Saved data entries
- - - - - - -

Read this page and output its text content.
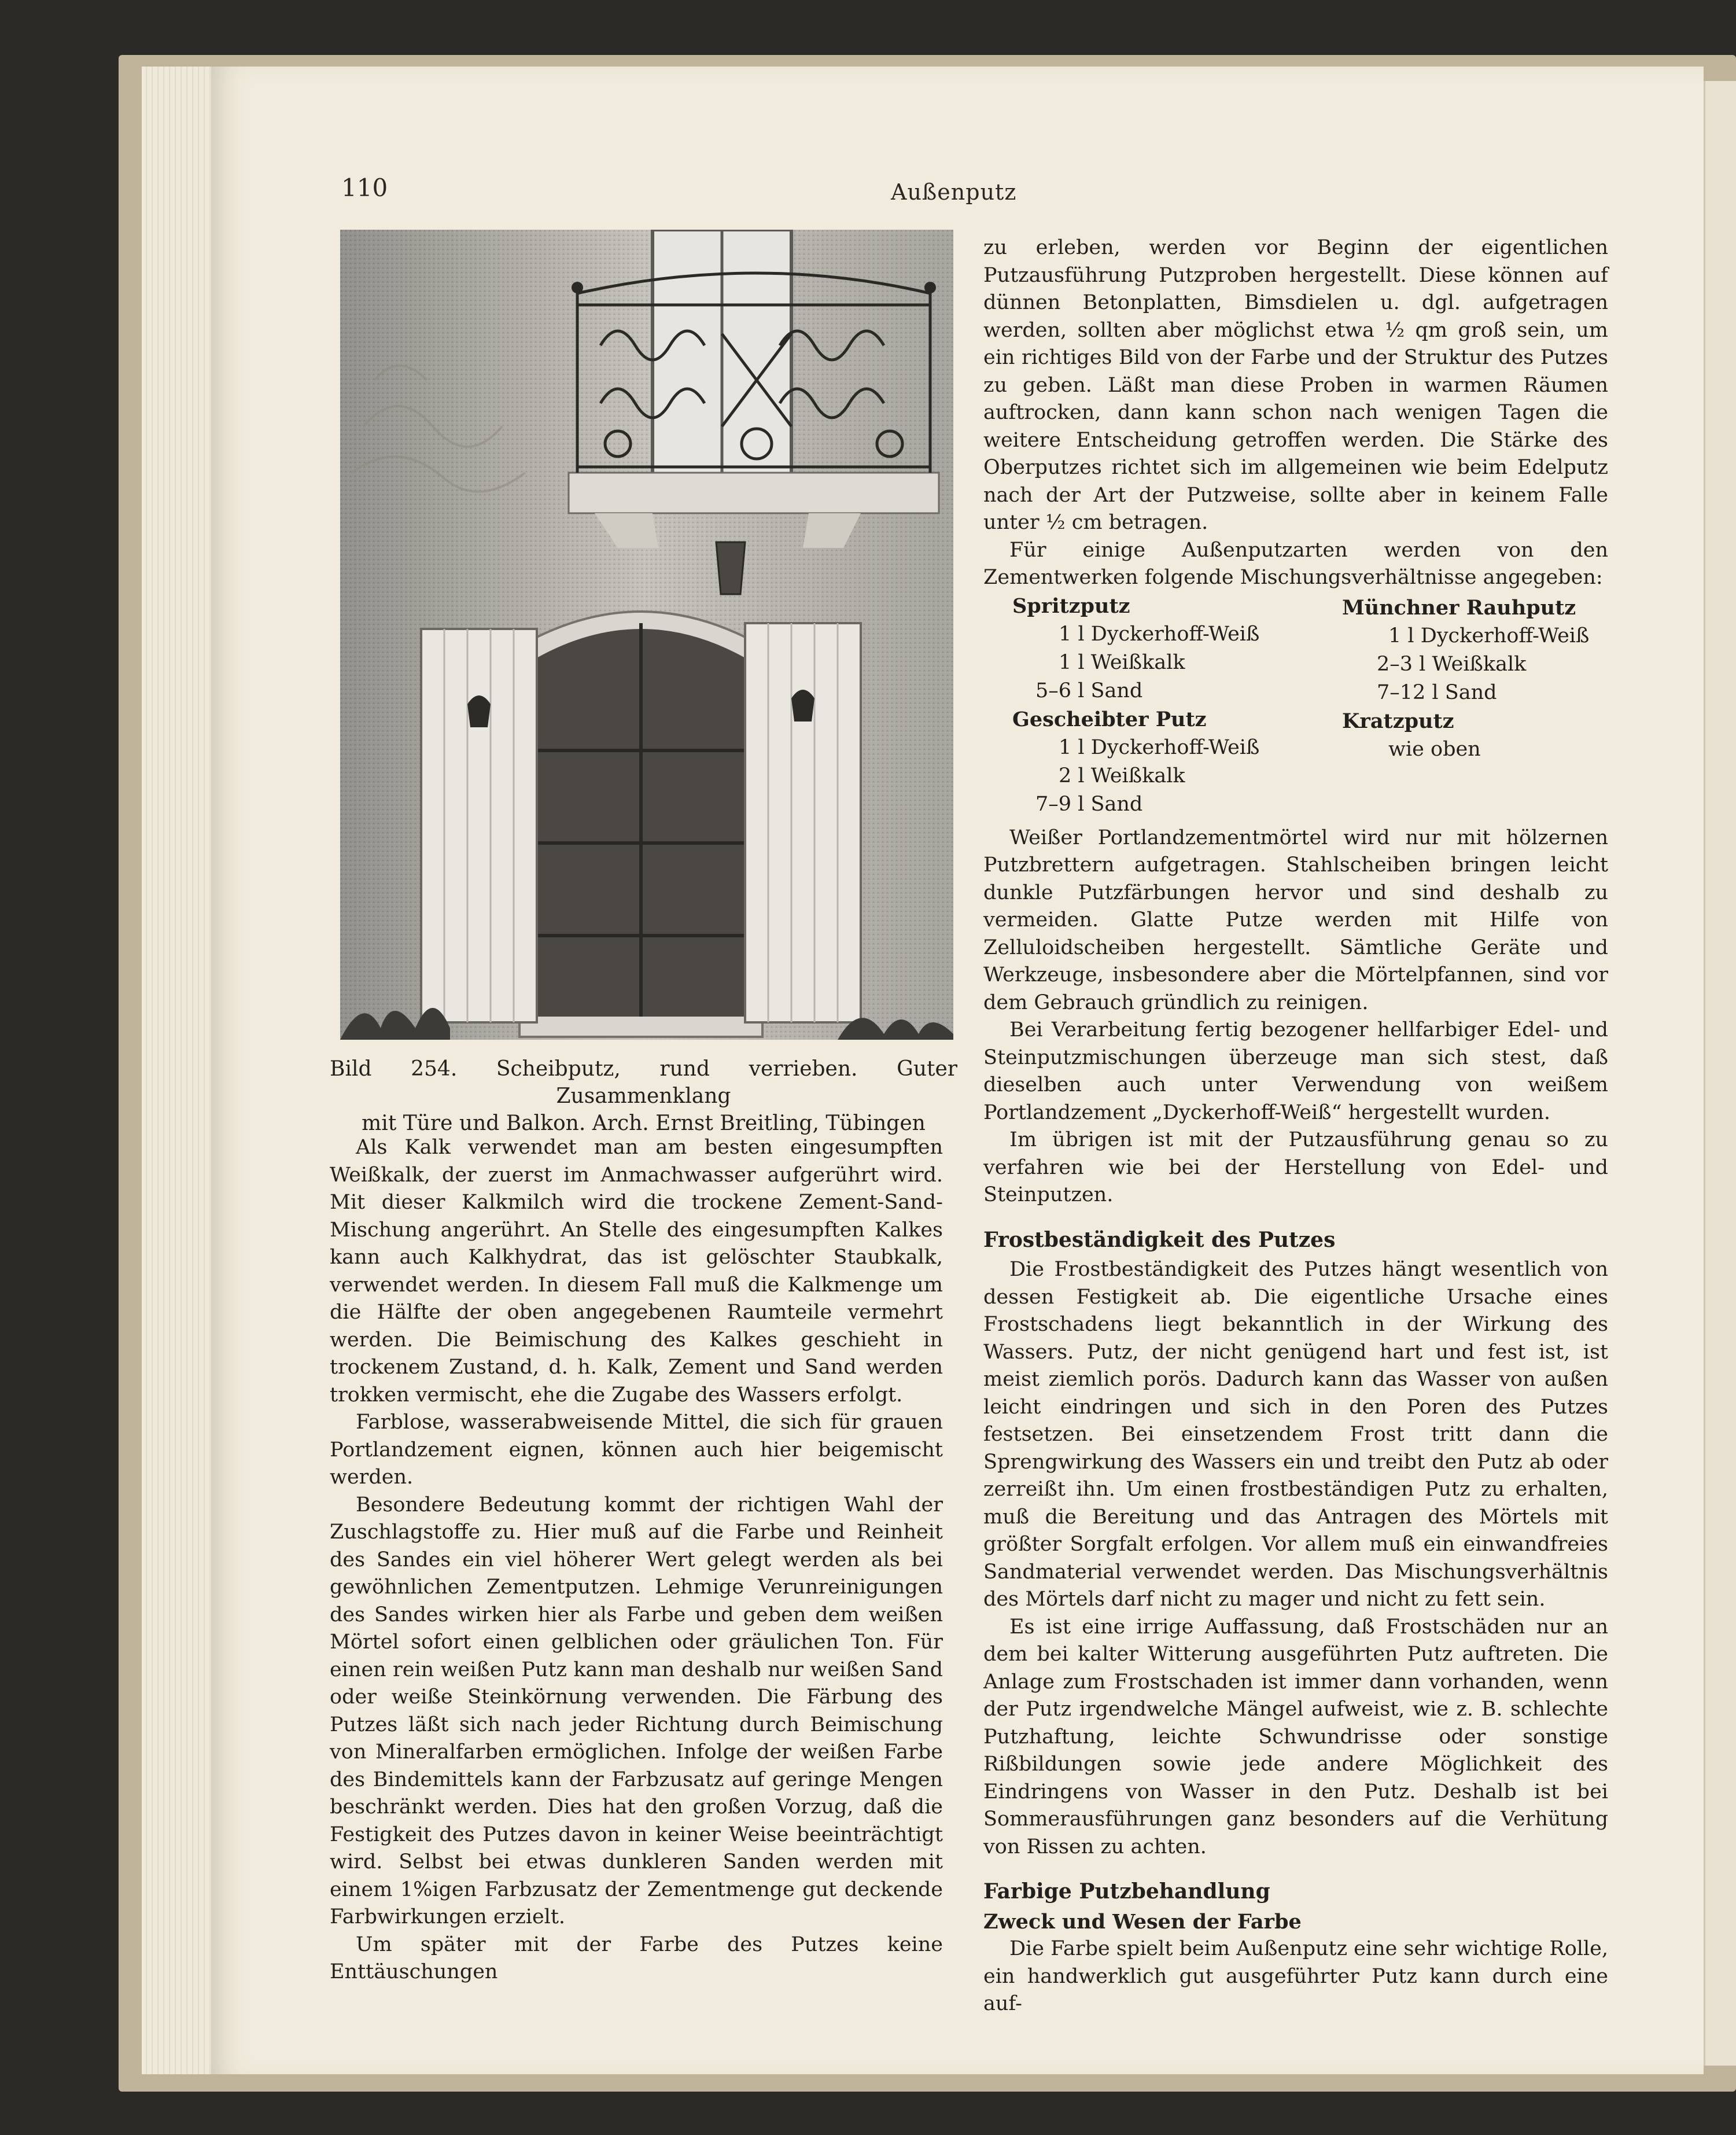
110	Außenputz
Bild 254. Scheibputz, rund verrieben. Guter Zusammenklang
mit Türe und Balkon. Arch. Ernst Breitling, Tübingen

Als Kalk verwendet man am besten eingesumpften Weißkalk, der zuerst im Anmachwasser aufgerührt wird. Mit dieser Kalkmilch wird die trockene Zement-Sand-Mischung angerührt. An Stelle des eingesumpften Kalkes kann auch Kalkhydrat, das ist gelöschter Staubkalk, verwendet werden. In diesem Fall muß die Kalkmenge um die Hälfte der oben angegebenen Raumteile vermehrt werden. Die Beimischung des Kalkes geschieht in trockenem Zustand, d. h. Kalk, Zement und Sand werden trokken vermischt, ehe die Zugabe des Wassers erfolgt.

Farblose, wasserabweisende Mittel, die sich für grauen Portlandzement eignen, können auch hier beigemischt werden.

Besondere Bedeutung kommt der richtigen Wahl der Zuschlagstoffe zu. Hier muß auf die Farbe und Reinheit des Sandes ein viel höherer Wert gelegt werden als bei gewöhnlichen Zementputzen. Lehmige Verunreinigungen des Sandes wirken hier als Farbe und geben dem weißen Mörtel sofort einen gelblichen oder gräulichen Ton. Für einen rein weißen Putz kann man deshalb nur weißen Sand oder weiße Steinkörnung verwenden. Die Färbung des Putzes läßt sich nach jeder Richtung durch Beimischung von Mineralfarben ermöglichen. Infolge der weißen Farbe des Bindemittels kann der Farbzusatz auf geringe Mengen beschränkt werden. Dies hat den großen Vorzug, daß die Festigkeit des Putzes davon in keiner Weise beeinträchtigt wird. Selbst bei etwas dunkleren Sanden werden mit einem 1%igen Farbzusatz der Zementmenge gut deckende Farbwirkungen erzielt.

Um später mit der Farbe des Putzes keine Enttäuschungen

zu erleben, werden vor Beginn der eigentlichen Putzausführung Putzproben hergestellt. Diese können auf dünnen Betonplatten, Bimsdielen u. dgl. aufgetragen werden, sollten aber möglichst etwa ½ qm groß sein, um ein richtiges Bild von der Farbe und der Struktur des Putzes zu geben. Läßt man diese Proben in warmen Räumen auftrocken, dann kann schon nach wenigen Tagen die weitere Entscheidung getroffen werden. Die Stärke des Oberputzes richtet sich im allgemeinen wie beim Edelputz nach der Art der Putzweise, sollte aber in keinem Falle unter ½ cm betragen.

Für einige Außenputzarten werden von den Zementwerken folgende Mischungsverhältnisse angegeben:

Spritzputz
1 l Dyckerhoff-Weiß
1 l Weißkalk
5–6 l Sand
Gescheibter Putz
1 l Dyckerhoff-Weiß
2 l Weißkalk
7–9 l Sand
Münchner Rauhputz
1 l Dyckerhoff-Weiß
2–3 l Weißkalk
7–12 l Sand
Kratzputz
wie oben

Weißer Portlandzementmörtel wird nur mit hölzernen Putzbrettern aufgetragen. Stahlscheiben bringen leicht dunkle Putzfärbungen hervor und sind deshalb zu vermeiden. Glatte Putze werden mit Hilfe von Zelluloidscheiben hergestellt. Sämtliche Geräte und Werkzeuge, insbesondere aber die Mörtelpfannen, sind vor dem Gebrauch gründlich zu reinigen.

Bei Verarbeitung fertig bezogener hellfarbiger Edel- und Steinputzmischungen überzeuge man sich stest, daß dieselben auch unter Verwendung von weißem Portlandzement „Dyckerhoff-Weiß“ hergestellt wurden.

Im übrigen ist mit der Putzausführung genau so zu verfahren wie bei der Herstellung von Edel- und Steinputzen.

Frostbeständigkeit des Putzes

Die Frostbeständigkeit des Putzes hängt wesentlich von dessen Festigkeit ab. Die eigentliche Ursache eines Frostschadens liegt bekanntlich in der Wirkung des Wassers. Putz, der nicht genügend hart und fest ist, ist meist ziemlich porös. Dadurch kann das Wasser von außen leicht eindringen und sich in den Poren des Putzes festsetzen. Bei einsetzendem Frost tritt dann die Sprengwirkung des Wassers ein und treibt den Putz ab oder zerreißt ihn. Um einen frostbeständigen Putz zu erhalten, muß die Bereitung und das Antragen des Mörtels mit größter Sorgfalt erfolgen. Vor allem muß ein einwandfreies Sandmaterial verwendet werden. Das Mischungsverhältnis des Mörtels darf nicht zu mager und nicht zu fett sein.

Es ist eine irrige Auffassung, daß Frostschäden nur an dem bei kalter Witterung ausgeführten Putz auftreten. Die Anlage zum Frostschaden ist immer dann vorhanden, wenn der Putz irgendwelche Mängel aufweist, wie z. B. schlechte Putzhaftung, leichte Schwundrisse oder sonstige Rißbildungen sowie jede andere Möglichkeit des Eindringens von Wasser in den Putz. Deshalb ist bei Sommerausführungen ganz besonders auf die Verhütung von Rissen zu achten.

Farbige Putzbehandlung
Zweck und Wesen der Farbe

Die Farbe spielt beim Außenputz eine sehr wichtige Rolle, ein handwerklich gut ausgeführter Putz kann durch eine auf-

- - - - - - -

§ **Stated goal**: Transcribe every entry word for word, but skip the pictures.

§ **Worked solution**:
Read this page and output its text content.
110	Außenputz
Bild 254. Scheibputz, rund verrieben. Guter Zusammenklang
mit Türe und Balkon. Arch. Ernst Breitling, Tübingen

Als Kalk verwendet man am besten eingesumpften Weißkalk, der zuerst im Anmachwasser aufgerührt wird. Mit dieser Kalkmilch wird die trockene Zement-Sand-Mischung angerührt. An Stelle des eingesumpften Kalkes kann auch Kalkhydrat, das ist gelöschter Staubkalk, verwendet werden. In diesem Fall muß die Kalkmenge um die Hälfte der oben angegebenen Raumteile vermehrt werden. Die Beimischung des Kalkes geschieht in trockenem Zustand, d. h. Kalk, Zement und Sand werden trokken vermischt, ehe die Zugabe des Wassers erfolgt.

Farblose, wasserabweisende Mittel, die sich für grauen Portlandzement eignen, können auch hier beigemischt werden.

Besondere Bedeutung kommt der richtigen Wahl der Zuschlagstoffe zu. Hier muß auf die Farbe und Reinheit des Sandes ein viel höherer Wert gelegt werden als bei gewöhnlichen Zementputzen. Lehmige Verunreinigungen des Sandes wirken hier als Farbe und geben dem weißen Mörtel sofort einen gelblichen oder gräulichen Ton. Für einen rein weißen Putz kann man deshalb nur weißen Sand oder weiße Steinkörnung verwenden. Die Färbung des Putzes läßt sich nach jeder Richtung durch Beimischung von Mineralfarben ermöglichen. Infolge der weißen Farbe des Bindemittels kann der Farbzusatz auf geringe Mengen beschränkt werden. Dies hat den großen Vorzug, daß die Festigkeit des Putzes davon in keiner Weise beeinträchtigt wird. Selbst bei etwas dunkleren Sanden werden mit einem 1%igen Farbzusatz der Zementmenge gut deckende Farbwirkungen erzielt.

Um später mit der Farbe des Putzes keine Enttäuschungen

zu erleben, werden vor Beginn der eigentlichen Putzausführung Putzproben hergestellt. Diese können auf dünnen Betonplatten, Bimsdielen u. dgl. aufgetragen werden, sollten aber möglichst etwa ½ qm groß sein, um ein richtiges Bild von der Farbe und der Struktur des Putzes zu geben. Läßt man diese Proben in warmen Räumen auftrocken, dann kann schon nach wenigen Tagen die weitere Entscheidung getroffen werden. Die Stärke des Oberputzes richtet sich im allgemeinen wie beim Edelputz nach der Art der Putzweise, sollte aber in keinem Falle unter ½ cm betragen.

Für einige Außenputzarten werden von den Zementwerken folgende Mischungsverhältnisse angegeben:

Spritzputz
1 l Dyckerhoff-Weiß
1 l Weißkalk
5–6 l Sand
Gescheibter Putz
1 l Dyckerhoff-Weiß
2 l Weißkalk
7–9 l Sand
Münchner Rauhputz
1 l Dyckerhoff-Weiß
2–3 l Weißkalk
7–12 l Sand
Kratzputz
wie oben

Weißer Portlandzementmörtel wird nur mit hölzernen Putzbrettern aufgetragen. Stahlscheiben bringen leicht dunkle Putzfärbungen hervor und sind deshalb zu vermeiden. Glatte Putze werden mit Hilfe von Zelluloidscheiben hergestellt. Sämtliche Geräte und Werkzeuge, insbesondere aber die Mörtelpfannen, sind vor dem Gebrauch gründlich zu reinigen.

Bei Verarbeitung fertig bezogener hellfarbiger Edel- und Steinputzmischungen überzeuge man sich stest, daß dieselben auch unter Verwendung von weißem Portlandzement „Dyckerhoff-Weiß“ hergestellt wurden.

Im übrigen ist mit der Putzausführung genau so zu verfahren wie bei der Herstellung von Edel- und Steinputzen.

Frostbeständigkeit des Putzes

Die Frostbeständigkeit des Putzes hängt wesentlich von dessen Festigkeit ab. Die eigentliche Ursache eines Frostschadens liegt bekanntlich in der Wirkung des Wassers. Putz, der nicht genügend hart und fest ist, ist meist ziemlich porös. Dadurch kann das Wasser von außen leicht eindringen und sich in den Poren des Putzes festsetzen. Bei einsetzendem Frost tritt dann die Sprengwirkung des Wassers ein und treibt den Putz ab oder zerreißt ihn. Um einen frostbeständigen Putz zu erhalten, muß die Bereitung und das Antragen des Mörtels mit größter Sorgfalt erfolgen. Vor allem muß ein einwandfreies Sandmaterial verwendet werden. Das Mischungsverhältnis des Mörtels darf nicht zu mager und nicht zu fett sein.

Es ist eine irrige Auffassung, daß Frostschäden nur an dem bei kalter Witterung ausgeführten Putz auftreten. Die Anlage zum Frostschaden ist immer dann vorhanden, wenn der Putz irgendwelche Mängel aufweist, wie z. B. schlechte Putzhaftung, leichte Schwundrisse oder sonstige Rißbildungen sowie jede andere Möglichkeit des Eindringens von Wasser in den Putz. Deshalb ist bei Sommerausführungen ganz besonders auf die Verhütung von Rissen zu achten.

Farbige Putzbehandlung
Zweck und Wesen der Farbe

Die Farbe spielt beim Außenputz eine sehr wichtige Rolle, ein handwerklich gut ausgeführter Putz kann durch eine auf-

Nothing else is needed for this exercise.